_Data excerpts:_
□ □ □

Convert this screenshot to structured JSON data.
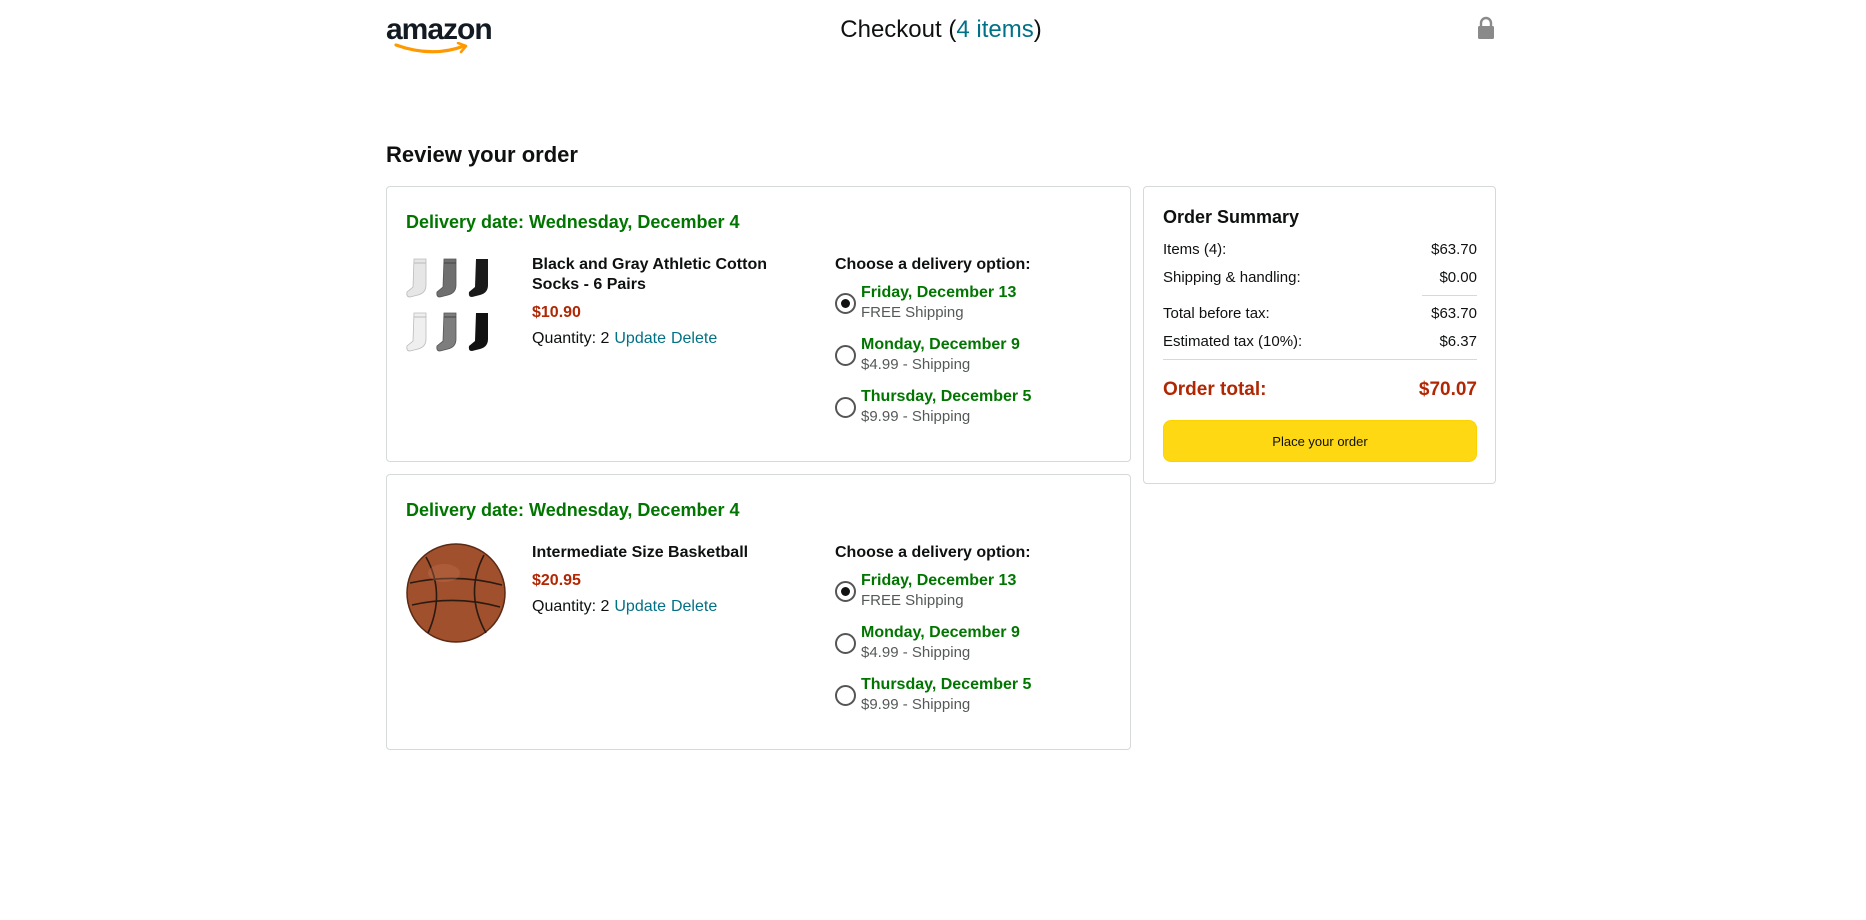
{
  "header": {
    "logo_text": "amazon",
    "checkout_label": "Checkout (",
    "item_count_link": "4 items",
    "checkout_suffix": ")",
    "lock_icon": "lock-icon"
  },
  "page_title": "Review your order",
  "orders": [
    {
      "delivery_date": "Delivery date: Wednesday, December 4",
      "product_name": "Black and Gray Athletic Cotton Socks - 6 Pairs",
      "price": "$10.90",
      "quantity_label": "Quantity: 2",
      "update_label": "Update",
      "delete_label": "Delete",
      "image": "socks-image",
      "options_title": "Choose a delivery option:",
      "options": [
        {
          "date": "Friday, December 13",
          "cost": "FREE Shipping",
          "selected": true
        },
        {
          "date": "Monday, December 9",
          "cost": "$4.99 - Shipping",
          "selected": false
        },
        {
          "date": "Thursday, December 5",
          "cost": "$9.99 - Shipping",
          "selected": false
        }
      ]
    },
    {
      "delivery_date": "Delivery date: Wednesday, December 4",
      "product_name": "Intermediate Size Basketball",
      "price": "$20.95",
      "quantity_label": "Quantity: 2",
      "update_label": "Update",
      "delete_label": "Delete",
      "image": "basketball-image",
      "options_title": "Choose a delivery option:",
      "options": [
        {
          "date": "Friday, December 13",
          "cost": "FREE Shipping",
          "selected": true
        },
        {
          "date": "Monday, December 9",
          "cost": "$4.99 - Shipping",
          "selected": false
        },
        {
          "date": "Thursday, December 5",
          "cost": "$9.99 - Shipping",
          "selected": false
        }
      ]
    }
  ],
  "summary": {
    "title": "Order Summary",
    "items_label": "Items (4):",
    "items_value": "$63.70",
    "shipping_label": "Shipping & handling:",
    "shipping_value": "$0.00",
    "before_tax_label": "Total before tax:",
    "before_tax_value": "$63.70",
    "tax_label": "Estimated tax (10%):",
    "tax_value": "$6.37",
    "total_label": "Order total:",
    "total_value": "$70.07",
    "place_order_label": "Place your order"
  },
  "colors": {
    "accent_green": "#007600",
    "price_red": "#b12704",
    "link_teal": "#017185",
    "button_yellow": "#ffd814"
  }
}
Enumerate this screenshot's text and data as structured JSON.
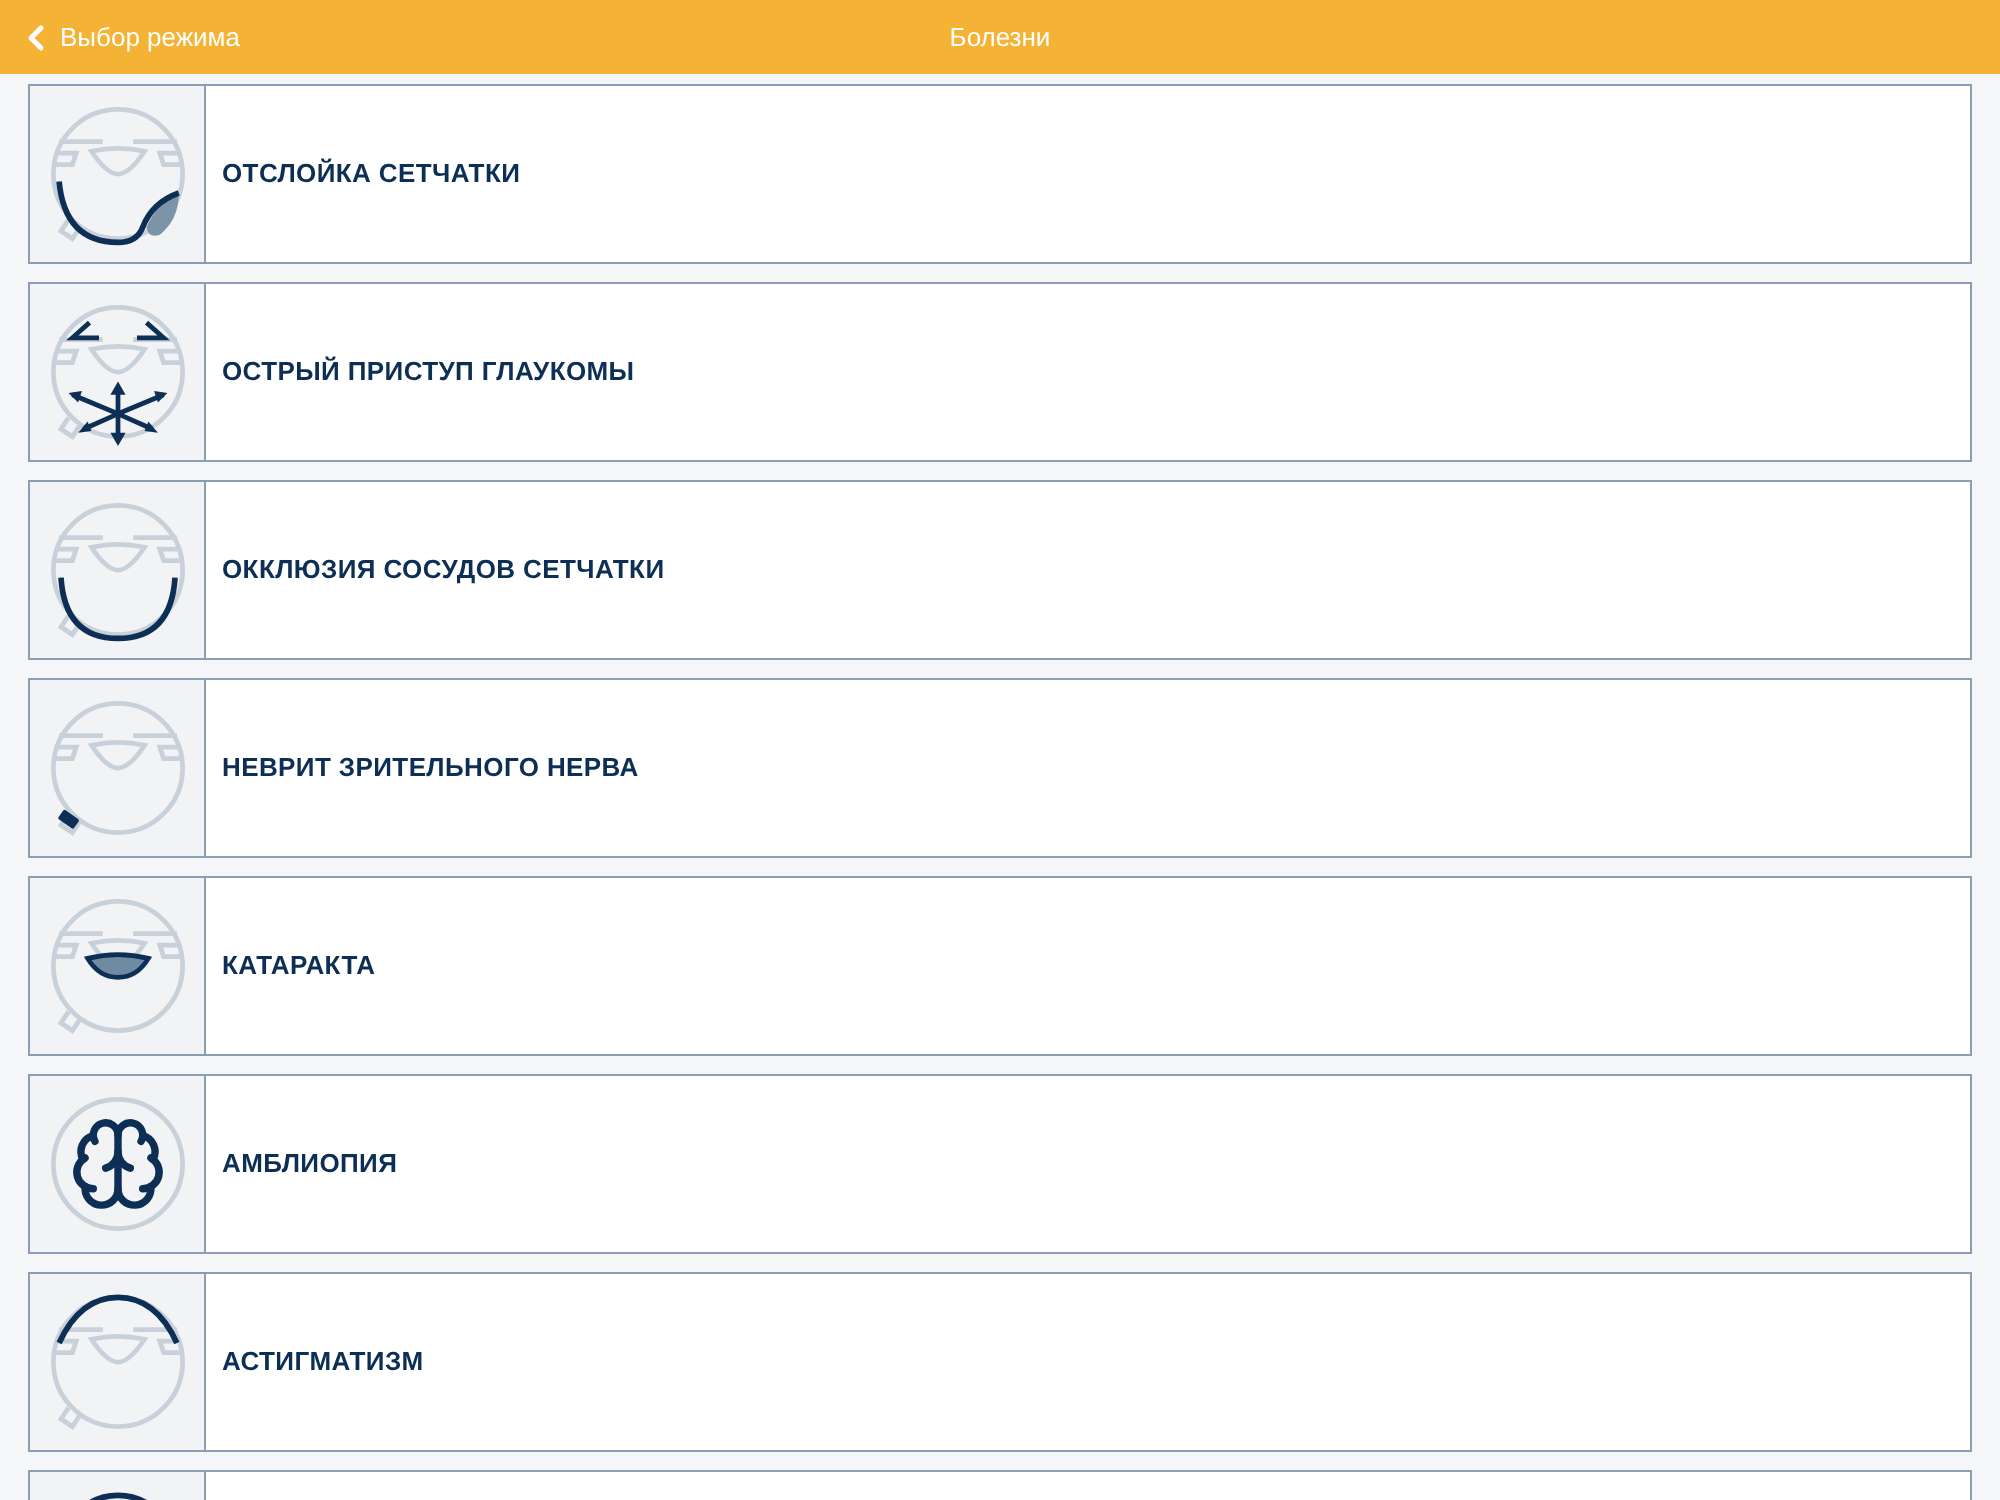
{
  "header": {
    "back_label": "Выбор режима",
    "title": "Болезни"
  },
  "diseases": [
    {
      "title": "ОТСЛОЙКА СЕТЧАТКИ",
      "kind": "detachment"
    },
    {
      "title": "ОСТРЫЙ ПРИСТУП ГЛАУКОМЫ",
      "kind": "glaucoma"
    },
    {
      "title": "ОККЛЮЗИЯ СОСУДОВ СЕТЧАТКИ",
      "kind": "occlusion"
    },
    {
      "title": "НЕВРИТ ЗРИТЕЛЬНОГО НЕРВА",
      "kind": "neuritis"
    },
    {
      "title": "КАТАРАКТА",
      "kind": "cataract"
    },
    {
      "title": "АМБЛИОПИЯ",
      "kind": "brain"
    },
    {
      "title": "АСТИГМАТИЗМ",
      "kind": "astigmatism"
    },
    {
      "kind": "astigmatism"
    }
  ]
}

□ □ □

_Requirement:_ Extract, exactly as written, the span of lines from the one holding "Enumerate this screenshot's" through the last line, inclusive. Skip any picture.

_Answer to the task:_
Enumerate this screenshot's text and data as structured JSON.
{
  "header": {
    "back_label": "Выбор режима",
    "title": "Болезни"
  },
  "diseases": [
    {
      "title": "ОТСЛОЙКА СЕТЧАТКИ",
      "kind": "detachment"
    },
    {
      "title": "ОСТРЫЙ ПРИСТУП ГЛАУКОМЫ",
      "kind": "glaucoma"
    },
    {
      "title": "ОККЛЮЗИЯ СОСУДОВ СЕТЧАТКИ",
      "kind": "occlusion"
    },
    {
      "title": "НЕВРИТ ЗРИТЕЛЬНОГО НЕРВА",
      "kind": "neuritis"
    },
    {
      "title": "КАТАРАКТА",
      "kind": "cataract"
    },
    {
      "title": "АМБЛИОПИЯ",
      "kind": "brain"
    },
    {
      "title": "АСТИГМАТИЗМ",
      "kind": "astigmatism"
    },
    {
      "kind": "astigmatism"
    }
  ]
}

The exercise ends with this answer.